◆ **GIVEN RECORDS**:
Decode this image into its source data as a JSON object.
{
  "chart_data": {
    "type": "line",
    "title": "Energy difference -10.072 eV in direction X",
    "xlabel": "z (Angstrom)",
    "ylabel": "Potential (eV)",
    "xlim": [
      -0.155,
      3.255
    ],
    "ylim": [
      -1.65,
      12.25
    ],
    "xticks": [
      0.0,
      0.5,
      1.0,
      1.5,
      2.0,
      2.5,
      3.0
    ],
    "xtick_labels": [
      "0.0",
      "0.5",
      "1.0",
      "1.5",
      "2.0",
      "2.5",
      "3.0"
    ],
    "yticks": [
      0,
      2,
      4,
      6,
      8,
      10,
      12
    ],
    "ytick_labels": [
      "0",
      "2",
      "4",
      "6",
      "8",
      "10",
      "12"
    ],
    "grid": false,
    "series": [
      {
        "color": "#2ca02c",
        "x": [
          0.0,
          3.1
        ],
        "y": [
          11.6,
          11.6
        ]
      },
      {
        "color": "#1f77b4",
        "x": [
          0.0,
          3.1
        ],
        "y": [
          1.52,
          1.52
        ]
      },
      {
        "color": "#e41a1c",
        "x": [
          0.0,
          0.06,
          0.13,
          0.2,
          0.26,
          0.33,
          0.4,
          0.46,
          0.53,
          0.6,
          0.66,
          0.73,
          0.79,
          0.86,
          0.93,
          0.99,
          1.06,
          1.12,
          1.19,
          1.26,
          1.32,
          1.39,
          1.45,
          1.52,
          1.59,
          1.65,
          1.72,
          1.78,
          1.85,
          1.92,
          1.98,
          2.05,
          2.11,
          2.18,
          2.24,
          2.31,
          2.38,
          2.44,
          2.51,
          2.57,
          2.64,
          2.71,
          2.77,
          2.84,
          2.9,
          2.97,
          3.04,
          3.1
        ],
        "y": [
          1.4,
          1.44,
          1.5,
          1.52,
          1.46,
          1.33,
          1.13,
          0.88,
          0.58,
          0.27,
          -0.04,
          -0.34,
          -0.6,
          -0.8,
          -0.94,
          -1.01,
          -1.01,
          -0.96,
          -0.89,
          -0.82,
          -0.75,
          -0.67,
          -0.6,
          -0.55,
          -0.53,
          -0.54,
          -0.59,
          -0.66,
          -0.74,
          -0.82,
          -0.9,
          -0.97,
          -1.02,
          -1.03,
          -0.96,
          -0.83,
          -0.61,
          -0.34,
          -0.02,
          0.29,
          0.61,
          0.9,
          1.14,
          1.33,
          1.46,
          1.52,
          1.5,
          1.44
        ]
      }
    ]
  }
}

◆ **SHORT EXERCISE**: Collect the lines of the data that carry the word "color".

◆ **ANSWER TO THE TASK**:
        "color": "#2ca02c",
        "color": "#1f77b4",
        "color": "#e41a1c",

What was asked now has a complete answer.